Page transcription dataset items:
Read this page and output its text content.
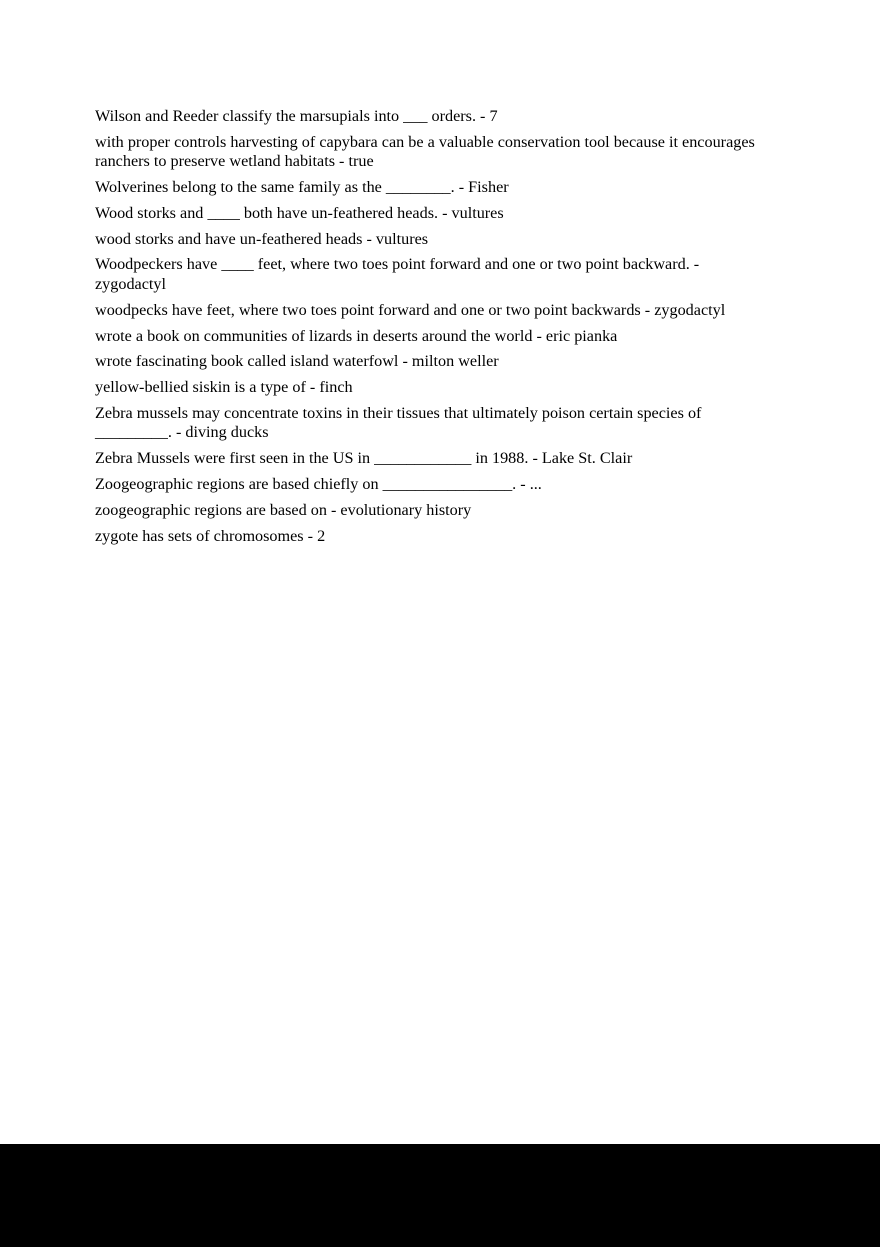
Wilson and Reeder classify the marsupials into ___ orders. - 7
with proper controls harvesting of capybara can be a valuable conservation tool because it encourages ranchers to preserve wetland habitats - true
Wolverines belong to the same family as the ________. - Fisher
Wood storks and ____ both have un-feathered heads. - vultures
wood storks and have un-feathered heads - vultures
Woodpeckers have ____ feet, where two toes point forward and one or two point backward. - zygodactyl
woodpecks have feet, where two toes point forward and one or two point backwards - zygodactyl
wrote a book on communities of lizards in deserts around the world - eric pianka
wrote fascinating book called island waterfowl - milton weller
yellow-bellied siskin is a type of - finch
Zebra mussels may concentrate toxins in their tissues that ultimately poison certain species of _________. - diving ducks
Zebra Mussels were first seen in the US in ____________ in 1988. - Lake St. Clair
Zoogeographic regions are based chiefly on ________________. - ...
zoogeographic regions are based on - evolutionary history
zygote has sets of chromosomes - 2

--

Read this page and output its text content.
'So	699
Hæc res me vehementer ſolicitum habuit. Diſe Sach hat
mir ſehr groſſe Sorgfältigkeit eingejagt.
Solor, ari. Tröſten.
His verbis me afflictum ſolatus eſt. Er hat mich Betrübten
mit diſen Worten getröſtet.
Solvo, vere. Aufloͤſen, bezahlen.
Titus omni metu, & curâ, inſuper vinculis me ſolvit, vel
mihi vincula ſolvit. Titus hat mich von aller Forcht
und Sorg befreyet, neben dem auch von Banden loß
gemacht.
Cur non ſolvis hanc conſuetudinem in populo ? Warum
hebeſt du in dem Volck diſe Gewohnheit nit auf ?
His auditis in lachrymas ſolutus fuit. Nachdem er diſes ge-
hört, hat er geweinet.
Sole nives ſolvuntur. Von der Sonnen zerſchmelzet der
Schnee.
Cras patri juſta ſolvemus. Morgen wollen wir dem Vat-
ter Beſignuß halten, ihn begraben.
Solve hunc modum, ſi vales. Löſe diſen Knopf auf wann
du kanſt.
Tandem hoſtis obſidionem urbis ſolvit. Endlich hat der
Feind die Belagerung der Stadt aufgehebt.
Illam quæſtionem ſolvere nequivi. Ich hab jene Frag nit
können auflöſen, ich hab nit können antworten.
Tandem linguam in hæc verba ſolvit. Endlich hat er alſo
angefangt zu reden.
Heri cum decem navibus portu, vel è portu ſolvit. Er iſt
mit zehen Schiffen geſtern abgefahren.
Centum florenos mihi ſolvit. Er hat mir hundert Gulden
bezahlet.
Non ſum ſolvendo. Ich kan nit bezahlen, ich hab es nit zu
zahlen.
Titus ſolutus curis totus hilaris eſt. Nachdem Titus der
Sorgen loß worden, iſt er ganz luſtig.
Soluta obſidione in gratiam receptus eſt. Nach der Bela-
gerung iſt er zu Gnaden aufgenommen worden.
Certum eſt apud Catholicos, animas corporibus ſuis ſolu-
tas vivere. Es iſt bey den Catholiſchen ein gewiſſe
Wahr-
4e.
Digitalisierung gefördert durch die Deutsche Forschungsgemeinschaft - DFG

→ PROBLEM: Now copy each line of the entries that mentions "heads".

→ ANSWER FOR THE TASK:
Wood storks and ____ both have un-feathered heads. - vultures
wood storks and have un-feathered heads - vultures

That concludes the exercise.